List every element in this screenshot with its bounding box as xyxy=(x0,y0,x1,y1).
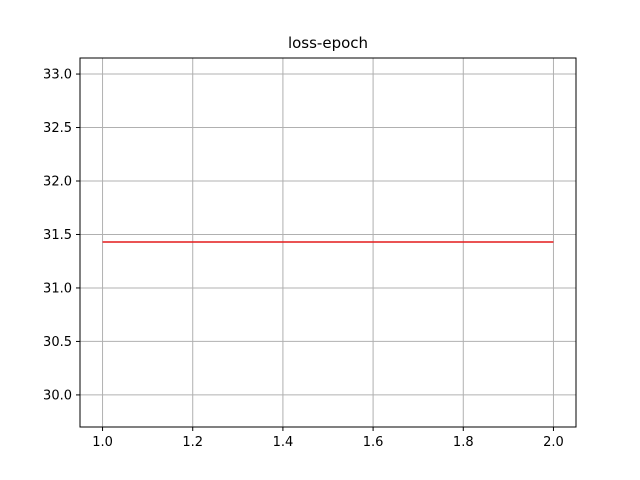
chart-title: loss-epoch xyxy=(288,34,368,52)
x-tick-label: 2.0 xyxy=(543,435,564,450)
x-axis: 1.0 1.2 1.4 1.6 1.8 2.0 xyxy=(92,427,564,450)
y-tick-label: 33.0 xyxy=(43,68,72,83)
y-tick-label: 32.5 xyxy=(43,121,72,136)
y-tick-label: 30.0 xyxy=(43,388,72,403)
x-tick-label: 1.6 xyxy=(363,435,384,450)
y-tick-label: 30.5 xyxy=(43,335,72,350)
plot-frame xyxy=(79,57,577,428)
y-tick-label: 31.5 xyxy=(43,228,72,243)
x-tick-label: 1.0 xyxy=(92,435,113,450)
x-tick-label: 1.2 xyxy=(182,435,203,450)
y-tick-label: 31.0 xyxy=(43,281,72,296)
y-axis: 30.0 30.5 31.0 31.5 32.0 32.5 33.0 xyxy=(43,68,80,403)
x-tick-label: 1.4 xyxy=(273,435,294,450)
y-tick-label: 32.0 xyxy=(43,175,72,190)
x-tick-label: 1.8 xyxy=(453,435,474,450)
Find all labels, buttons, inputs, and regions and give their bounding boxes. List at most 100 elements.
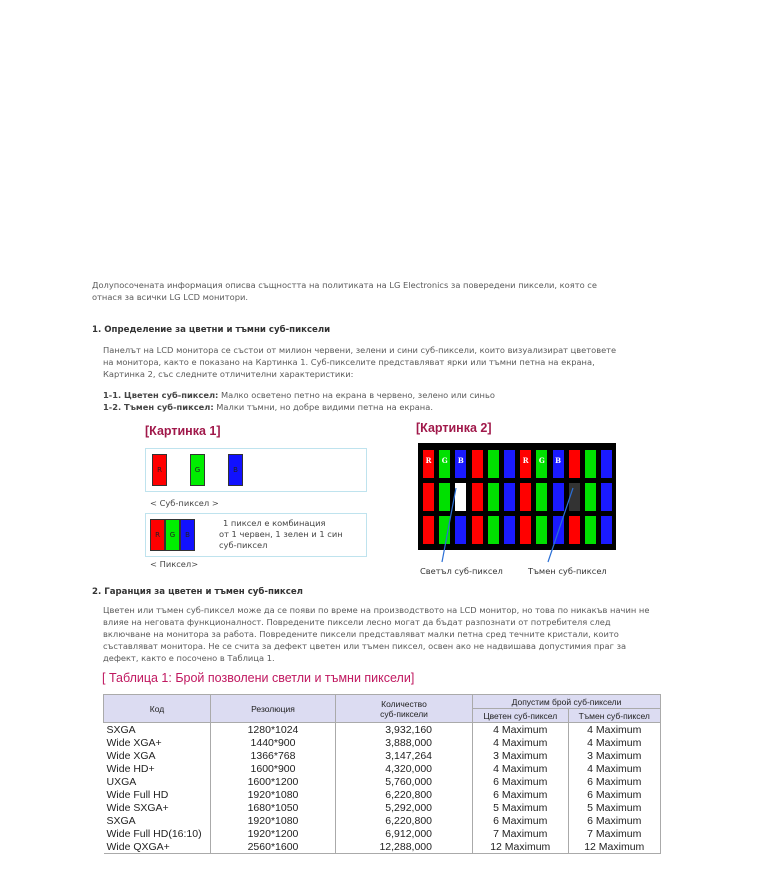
pixel-table: Код Резолюция Количество суб-пиксели Допу… xyxy=(103,694,662,854)
para-line: съставляват монитора. Не се счита за деф… xyxy=(103,641,627,651)
cell-color: 6 Maximum xyxy=(472,814,569,827)
green-subpixel xyxy=(439,483,451,511)
red-subpixel xyxy=(568,450,580,478)
blue-subpixel: B xyxy=(228,454,243,486)
table-row: Wide Full HD 1920*1080 6,220,800 6 Maximum 6… xyxy=(103,788,662,801)
blue-subpixel xyxy=(601,450,613,478)
intro-line: Долупосочената информация описва същност… xyxy=(92,280,597,290)
section2-title: 2. Гаранция за цветен и тъмен суб-пиксел xyxy=(92,587,303,597)
cell-dark: 6 Maximum xyxy=(568,788,662,801)
pointer-arrows xyxy=(441,487,574,563)
header-count: Количество суб-пиксели xyxy=(335,694,473,723)
green-subpixel xyxy=(536,516,548,544)
green-subpixel xyxy=(487,483,499,511)
dark-defect-subpixel xyxy=(568,483,580,511)
table-row: Wide XGA 1366*768 3,147,264 3 Maximum 3 Maxi… xyxy=(103,749,662,762)
green-subpixel xyxy=(439,516,451,544)
cell-dark: 12 Maximum xyxy=(568,840,662,854)
cell-color: 6 Maximum xyxy=(472,788,569,801)
red-subpixel xyxy=(423,483,434,511)
subpixel-label: < Суб-пиксел > xyxy=(150,498,219,508)
line: суб-пиксели xyxy=(380,708,428,719)
blue-subpixel xyxy=(504,516,515,544)
blue-subpixel xyxy=(504,450,515,478)
red-subpixel xyxy=(423,516,434,544)
table-row: SXGA 1920*1080 6,220,800 6 Maximum 6 Maximum xyxy=(103,814,662,827)
red-subpixel: R xyxy=(150,519,165,551)
table-row: Wide SXGA+ 1680*1050 5,292,000 5 Maximum 5 M… xyxy=(103,801,662,814)
cell-color: 3 Maximum xyxy=(472,749,569,762)
cell-resolution: 1680*1050 xyxy=(210,801,336,814)
cell-dark: 6 Maximum xyxy=(568,775,662,788)
red-subpixel xyxy=(471,516,483,544)
cell-resolution: 1280*1024 xyxy=(210,722,336,736)
blue-subpixel xyxy=(601,483,613,511)
blue-subpixel xyxy=(455,516,467,544)
cell-code: UXGA xyxy=(103,775,211,788)
cell-code: Wide QXGA+ xyxy=(103,840,211,854)
cell-dark: 7 Maximum xyxy=(568,827,662,840)
cell-code: Wide Full HD xyxy=(103,788,211,801)
blue-subpixel xyxy=(601,516,613,544)
header-color: Цветен суб-пиксел xyxy=(472,708,569,723)
definition-item: 1-2. Тъмен суб-пиксел: Малки тъмни, но д… xyxy=(103,401,495,413)
bright-subpixel-label: Светъл суб-пиксел xyxy=(420,566,503,576)
cell-resolution: 1920*1080 xyxy=(210,814,336,827)
line: от 1 червен, 1 зелен и 1 син xyxy=(219,529,343,539)
cell-count: 6,912,000 xyxy=(335,827,473,840)
pixel-description: 1 пиксел е комбинация от 1 червен, 1 зел… xyxy=(219,518,343,551)
cell-count: 3,147,264 xyxy=(335,749,473,762)
blue-subpixel xyxy=(552,483,564,511)
header-dark: Тъмен суб-пиксел xyxy=(567,708,662,723)
term: 1-1. Цветен суб-пиксел: xyxy=(103,390,219,400)
table-row: Wide HD+ 1600*900 4,320,000 4 Maximum 4 Maxi… xyxy=(103,762,662,775)
cell-color: 7 Maximum xyxy=(472,827,569,840)
green-subpixel: G xyxy=(190,454,205,486)
dark-subpixel-label: Тъмен суб-пиксел xyxy=(528,566,607,576)
cell-code: SXGA xyxy=(103,814,211,827)
cell-count: 12,288,000 xyxy=(335,840,473,854)
cell-dark: 4 Maximum xyxy=(568,736,662,749)
cell-count: 5,292,000 xyxy=(335,801,473,814)
red-subpixel: R xyxy=(520,450,532,478)
line: суб-пиксел xyxy=(219,540,268,550)
cell-count: 5,760,000 xyxy=(335,775,473,788)
desc: Малко осветено петно на екрана в червено… xyxy=(218,390,495,400)
line: 1 пиксел е комбинация xyxy=(223,518,326,528)
para-line: влияе на неговата функционалност. Повред… xyxy=(103,617,611,627)
cell-dark: 4 Maximum xyxy=(568,762,662,775)
para-line: Картинка 2, със следните отличителни хар… xyxy=(103,369,354,379)
green-subpixel: G xyxy=(165,519,180,551)
para-line: Цветен или тъмен суб-пиксел може да се п… xyxy=(103,605,650,615)
cell-resolution: 1600*1200 xyxy=(210,775,336,788)
para-line: дефект, както е посочено в Таблица 1. xyxy=(103,653,275,663)
red-subpixel xyxy=(471,450,483,478)
para-line: включване на монитора за работа. Повреде… xyxy=(103,629,619,639)
cell-color: 4 Maximum xyxy=(472,762,569,775)
table-row: Wide QXGA+ 2560*1600 12,288,000 12 Maximum 1… xyxy=(103,840,662,854)
red-subpixel xyxy=(471,483,483,511)
table-row: UXGA 1600*1200 5,760,000 6 Maximum 6 Maximum xyxy=(103,775,662,788)
cell-count: 6,220,800 xyxy=(335,814,473,827)
subpixel-box: R G B xyxy=(145,448,367,492)
cell-count: 4,320,000 xyxy=(335,762,473,775)
definitions: 1-1. Цветен суб-пиксел: Малко осветено п… xyxy=(103,389,495,413)
para-line: на монитора, както е показано на Картинк… xyxy=(103,357,595,367)
section1-paragraph: Панелът на LCD монитора се състои от мил… xyxy=(103,344,616,380)
term: 1-2. Тъмен суб-пиксел: xyxy=(103,402,214,412)
header-resolution: Резолюция xyxy=(210,694,336,723)
cell-code: Wide XGA xyxy=(103,749,211,762)
table-row: Wide XGA+ 1440*900 3,888,000 4 Maximum 4 Max… xyxy=(103,736,662,749)
cell-color: 5 Maximum xyxy=(472,801,569,814)
green-subpixel: G xyxy=(439,450,451,478)
cell-resolution: 1440*900 xyxy=(210,736,336,749)
cell-color: 4 Maximum xyxy=(472,736,569,749)
blue-subpixel xyxy=(552,516,564,544)
cell-resolution: 1920*1080 xyxy=(210,788,336,801)
green-subpixel: G xyxy=(536,450,548,478)
green-subpixel xyxy=(585,450,596,478)
green-subpixel xyxy=(487,516,499,544)
cell-color: 12 Maximum xyxy=(472,840,569,854)
red-subpixel xyxy=(568,516,580,544)
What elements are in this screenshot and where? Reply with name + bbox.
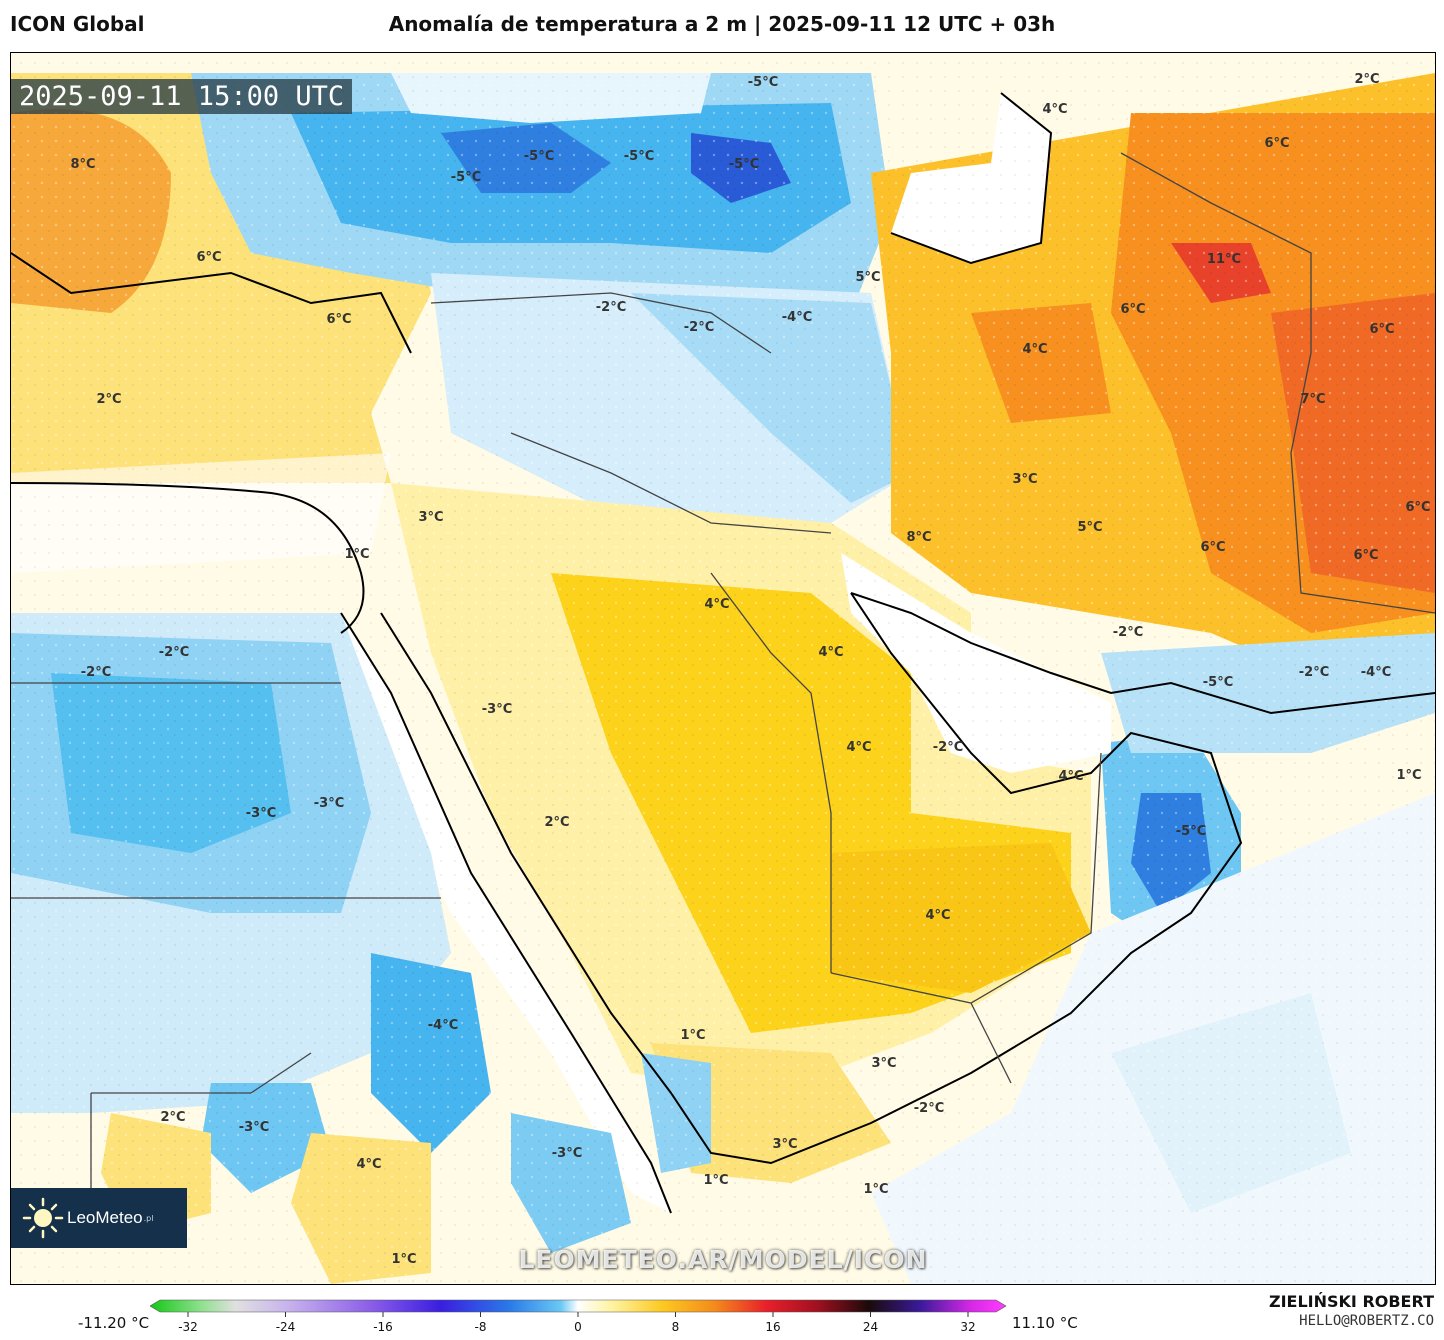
anomaly-value-label: 1°C (680, 1028, 705, 1043)
anomaly-value-label: 4°C (356, 1157, 381, 1172)
anomaly-value-label: -4°C (428, 1018, 458, 1033)
colorbar-tick-label: 8 (672, 1320, 680, 1334)
anomaly-value-label: -2°C (1113, 625, 1143, 640)
anomaly-value-label: 4°C (846, 740, 871, 755)
colorbar-tick-label: -32 (178, 1320, 198, 1334)
author-credit: ZIELIŃSKI ROBERT HELLO@ROBERTZ.CO (1269, 1292, 1434, 1329)
anomaly-label-layer: -5°C -5°C -5°C -5°C -5°C 8°C 6°C 6°C 2°C -2°C -2°C… (70, 72, 1430, 1267)
anomaly-value-label: 6°C (196, 250, 221, 265)
anomaly-value-label: -5°C (748, 75, 778, 90)
anomaly-value-label: 1°C (344, 547, 369, 562)
colorbar-tick-label: -16 (373, 1320, 393, 1334)
anomaly-value-label: 11°C (1207, 252, 1241, 267)
anomaly-value-label: 6°C (1353, 548, 1378, 563)
author-email[interactable]: HELLO@ROBERTZ.CO (1299, 1313, 1434, 1329)
anomaly-value-label: -5°C (624, 149, 654, 164)
colorbar-tick-label: -8 (475, 1320, 487, 1334)
anomaly-value-label: -3°C (246, 806, 276, 821)
anomaly-value-label: -2°C (596, 300, 626, 315)
anomaly-value-label: -2°C (81, 665, 111, 680)
anomaly-value-label: 2°C (96, 392, 121, 407)
colorbar-ticks: -32 -24 -16 -8 0 8 16 24 32 (178, 1312, 976, 1334)
anomaly-value-label: 5°C (1077, 520, 1102, 535)
anomaly-value-label: -3°C (314, 796, 344, 811)
anomaly-value-label: -2°C (684, 320, 714, 335)
anomaly-value-label: -5°C (1176, 824, 1206, 839)
colorbar-tick-label: 24 (863, 1320, 878, 1334)
anomaly-value-label: 4°C (925, 908, 950, 923)
anomaly-value-label: 2°C (160, 1110, 185, 1125)
anomaly-value-label: 6°C (1200, 540, 1225, 555)
header: ICON Global Anomalía de temperatura a 2 … (0, 0, 1444, 50)
anomaly-value-label: 6°C (1264, 136, 1289, 151)
anomaly-value-label: 1°C (391, 1252, 416, 1267)
colorbar-tick-label: 16 (765, 1320, 780, 1334)
anomaly-value-label: 1°C (863, 1182, 888, 1197)
anomaly-value-label: 5°C (855, 270, 880, 285)
anomaly-value-label: 3°C (1012, 472, 1037, 487)
anomaly-value-label: 2°C (544, 815, 569, 830)
anomaly-field: -5°C -5°C -5°C -5°C -5°C 8°C 6°C 6°C 2°C -2°C -2°C… (11, 53, 1435, 1284)
model-name: ICON Global (10, 12, 145, 36)
anomaly-value-label: 4°C (704, 597, 729, 612)
footer: -11.20 °C (0, 1290, 1444, 1339)
anomaly-value-label: -3°C (482, 702, 512, 717)
anomaly-value-label: -2°C (159, 645, 189, 660)
anomaly-value-label: 3°C (418, 510, 443, 525)
anomaly-value-label: 2°C (1354, 72, 1379, 87)
colorbar-tick-label: 0 (574, 1320, 582, 1334)
logo-suffix: .pl (143, 1213, 154, 1223)
anomaly-value-label: -5°C (729, 157, 759, 172)
anomaly-value-label: -5°C (451, 170, 481, 185)
anomaly-value-label: -2°C (1299, 665, 1329, 680)
anomaly-value-label: 8°C (906, 530, 931, 545)
anomaly-max-label: 11.10 °C (1012, 1314, 1078, 1332)
anomaly-min-label: -11.20 °C (78, 1314, 150, 1332)
anomaly-value-label: 6°C (1369, 322, 1394, 337)
valid-time: 2025-09-11 15:00 UTC (11, 79, 353, 114)
anomaly-value-label: -2°C (914, 1101, 944, 1116)
anomaly-value-label: 4°C (818, 645, 843, 660)
temperature-colorbar: -32 -24 -16 -8 0 8 16 24 32 (150, 1299, 1007, 1334)
anomaly-value-label: 4°C (1058, 769, 1083, 784)
author-name: ZIELIŃSKI ROBERT (1268, 1292, 1434, 1311)
leometeo-logo: LeoMeteo .pl (11, 1188, 187, 1248)
watermark: LEOMETEO.AR/MODEL/ICON (518, 1245, 928, 1274)
anomaly-value-label: -3°C (239, 1120, 269, 1135)
anomaly-value-label: -5°C (524, 149, 554, 164)
sun-logo-icon (22, 1197, 64, 1239)
anomaly-map[interactable]: -5°C -5°C -5°C -5°C -5°C 8°C 6°C 6°C 2°C -2°C -2°C… (10, 52, 1436, 1285)
anomaly-value-label: 6°C (1120, 302, 1145, 317)
anomaly-value-label: -5°C (1203, 675, 1233, 690)
colorbar-tick-label: 32 (960, 1320, 975, 1334)
anomaly-value-label: -4°C (782, 310, 812, 325)
map-title: Anomalía de temperatura a 2 m | 2025-09-… (388, 12, 1056, 36)
anomaly-value-label: -3°C (552, 1146, 582, 1161)
anomaly-value-label: 4°C (1042, 102, 1067, 117)
anomaly-value-label: 4°C (1022, 342, 1047, 357)
anomaly-value-label: 1°C (703, 1173, 728, 1188)
anomaly-value-label: 6°C (1405, 500, 1430, 515)
anomaly-value-label: -2°C (933, 740, 963, 755)
anomaly-value-label: 3°C (871, 1056, 896, 1071)
colorbar-tick-label: -24 (276, 1320, 296, 1334)
anomaly-value-label: 6°C (326, 312, 351, 327)
logo-brand: LeoMeteo (67, 1208, 143, 1227)
anomaly-value-label: 7°C (1300, 392, 1325, 407)
anomaly-value-label: -4°C (1361, 665, 1391, 680)
anomaly-value-label: 1°C (1396, 768, 1421, 783)
anomaly-value-label: 3°C (772, 1137, 797, 1152)
anomaly-value-label: 8°C (70, 157, 95, 172)
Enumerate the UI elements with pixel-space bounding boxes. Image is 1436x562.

--------------------------------------------------

▶ **PROBLEM STATEMENT**
Rewrite as a Markdown table the lines in the rows, starting with the line that contains "chart-title: loss-epoch xyxy=(288,34,368,52)" and going on through the line that contains "x-tick-label: 1.8 xyxy=(453,435,474,450)". Use the columns No. and Line, number each line, and leave out any blank lines.

▶ **OUTPUT FOR THIS TASK**
| No. | Line |
|---|---|
| 1 | chart-title: loss-epoch xyxy=(288,34,368,52) |
| 2 | x-tick-label: 2.0 xyxy=(543,435,564,450) |
| 3 | x-axis: 1.0 1.2 1.4 1.6 1.8 2.0 xyxy=(92,427,564,450) |
| 4 | y-tick-label: 33.0 xyxy=(43,68,72,83) |
| 5 | y-tick-label: 32.5 xyxy=(43,121,72,136) |
| 6 | y-tick-label: 30.0 xyxy=(43,388,72,403) |
| 7 | x-tick-label: 1.6 xyxy=(363,435,384,450) |
| 8 | y-tick-label: 30.5 xyxy=(43,335,72,350) |
| 9 | plot-frame xyxy=(79,57,577,428) |
| 10 | y-tick-label: 31.5 xyxy=(43,228,72,243) |
| 11 | x-tick-label: 1.0 xyxy=(92,435,113,450) |
| 12 | x-tick-label: 1.2 xyxy=(182,435,203,450) |
| 13 | y-tick-label: 31.0 xyxy=(43,281,72,296) |
| 14 | y-axis: 30.0 30.5 31.0 31.5 32.0 32.5 33.0 xyxy=(43,68,80,403) |
| 15 | x-tick-label: 1.4 xyxy=(273,435,294,450) |
| 16 | y-tick-label: 32.0 xyxy=(43,175,72,190) |
| 17 | x-tick-label: 1.8 xyxy=(453,435,474,450) |